===== Material for this task

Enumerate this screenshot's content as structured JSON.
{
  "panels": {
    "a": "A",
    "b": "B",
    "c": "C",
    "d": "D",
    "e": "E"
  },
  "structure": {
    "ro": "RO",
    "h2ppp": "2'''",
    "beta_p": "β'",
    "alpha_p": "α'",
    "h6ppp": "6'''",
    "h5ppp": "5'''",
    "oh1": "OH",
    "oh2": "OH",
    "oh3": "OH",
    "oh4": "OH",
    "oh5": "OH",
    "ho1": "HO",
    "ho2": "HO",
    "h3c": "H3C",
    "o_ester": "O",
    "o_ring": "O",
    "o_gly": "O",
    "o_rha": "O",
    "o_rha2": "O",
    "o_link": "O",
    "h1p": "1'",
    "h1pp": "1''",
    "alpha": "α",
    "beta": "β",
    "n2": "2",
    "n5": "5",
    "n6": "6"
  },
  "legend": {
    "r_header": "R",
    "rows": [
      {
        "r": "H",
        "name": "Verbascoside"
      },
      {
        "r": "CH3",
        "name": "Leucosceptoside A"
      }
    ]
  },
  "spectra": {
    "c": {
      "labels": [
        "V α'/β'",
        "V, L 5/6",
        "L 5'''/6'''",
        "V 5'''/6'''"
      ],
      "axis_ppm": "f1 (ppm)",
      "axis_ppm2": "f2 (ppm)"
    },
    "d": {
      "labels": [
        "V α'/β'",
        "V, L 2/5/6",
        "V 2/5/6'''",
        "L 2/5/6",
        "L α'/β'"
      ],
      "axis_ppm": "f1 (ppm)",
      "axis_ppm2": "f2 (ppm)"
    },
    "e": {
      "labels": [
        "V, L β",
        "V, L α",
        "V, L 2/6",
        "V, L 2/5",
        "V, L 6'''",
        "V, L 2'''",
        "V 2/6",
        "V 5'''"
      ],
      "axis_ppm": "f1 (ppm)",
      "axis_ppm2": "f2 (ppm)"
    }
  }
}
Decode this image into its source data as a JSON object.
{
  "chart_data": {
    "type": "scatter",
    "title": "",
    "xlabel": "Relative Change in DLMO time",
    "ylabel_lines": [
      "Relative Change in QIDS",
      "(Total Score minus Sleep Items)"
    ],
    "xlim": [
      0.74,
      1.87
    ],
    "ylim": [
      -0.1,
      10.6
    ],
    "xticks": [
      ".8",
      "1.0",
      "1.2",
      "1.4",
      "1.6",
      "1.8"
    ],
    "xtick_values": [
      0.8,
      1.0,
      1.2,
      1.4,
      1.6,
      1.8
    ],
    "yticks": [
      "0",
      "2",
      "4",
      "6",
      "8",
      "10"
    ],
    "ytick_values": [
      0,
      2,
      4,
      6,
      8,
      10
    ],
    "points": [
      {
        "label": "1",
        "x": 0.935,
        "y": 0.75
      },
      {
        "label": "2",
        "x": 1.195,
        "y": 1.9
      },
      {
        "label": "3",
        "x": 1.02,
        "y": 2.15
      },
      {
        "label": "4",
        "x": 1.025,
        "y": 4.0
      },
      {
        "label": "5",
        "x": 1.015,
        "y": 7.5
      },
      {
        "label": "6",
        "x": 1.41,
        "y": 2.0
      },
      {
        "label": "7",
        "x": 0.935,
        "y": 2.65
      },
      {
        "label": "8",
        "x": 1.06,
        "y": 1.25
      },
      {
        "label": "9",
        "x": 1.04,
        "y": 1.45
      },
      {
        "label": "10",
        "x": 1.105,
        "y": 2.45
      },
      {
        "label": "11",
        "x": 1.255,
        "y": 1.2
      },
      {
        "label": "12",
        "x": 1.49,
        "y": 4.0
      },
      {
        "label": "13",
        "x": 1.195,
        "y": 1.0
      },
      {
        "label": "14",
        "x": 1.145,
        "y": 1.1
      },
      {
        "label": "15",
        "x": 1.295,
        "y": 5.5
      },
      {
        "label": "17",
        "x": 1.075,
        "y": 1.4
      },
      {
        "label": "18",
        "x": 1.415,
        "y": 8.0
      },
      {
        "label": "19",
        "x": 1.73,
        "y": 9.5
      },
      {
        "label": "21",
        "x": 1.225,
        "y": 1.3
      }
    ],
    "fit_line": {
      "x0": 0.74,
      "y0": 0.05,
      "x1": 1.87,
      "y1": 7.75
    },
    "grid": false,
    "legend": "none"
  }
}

==========

- **Prompt**: Read the entries and show each line that mentions "Change".

- **Worked answer**:
    "xlabel": "Relative Change in DLMO time",
      "Relative Change in QIDS",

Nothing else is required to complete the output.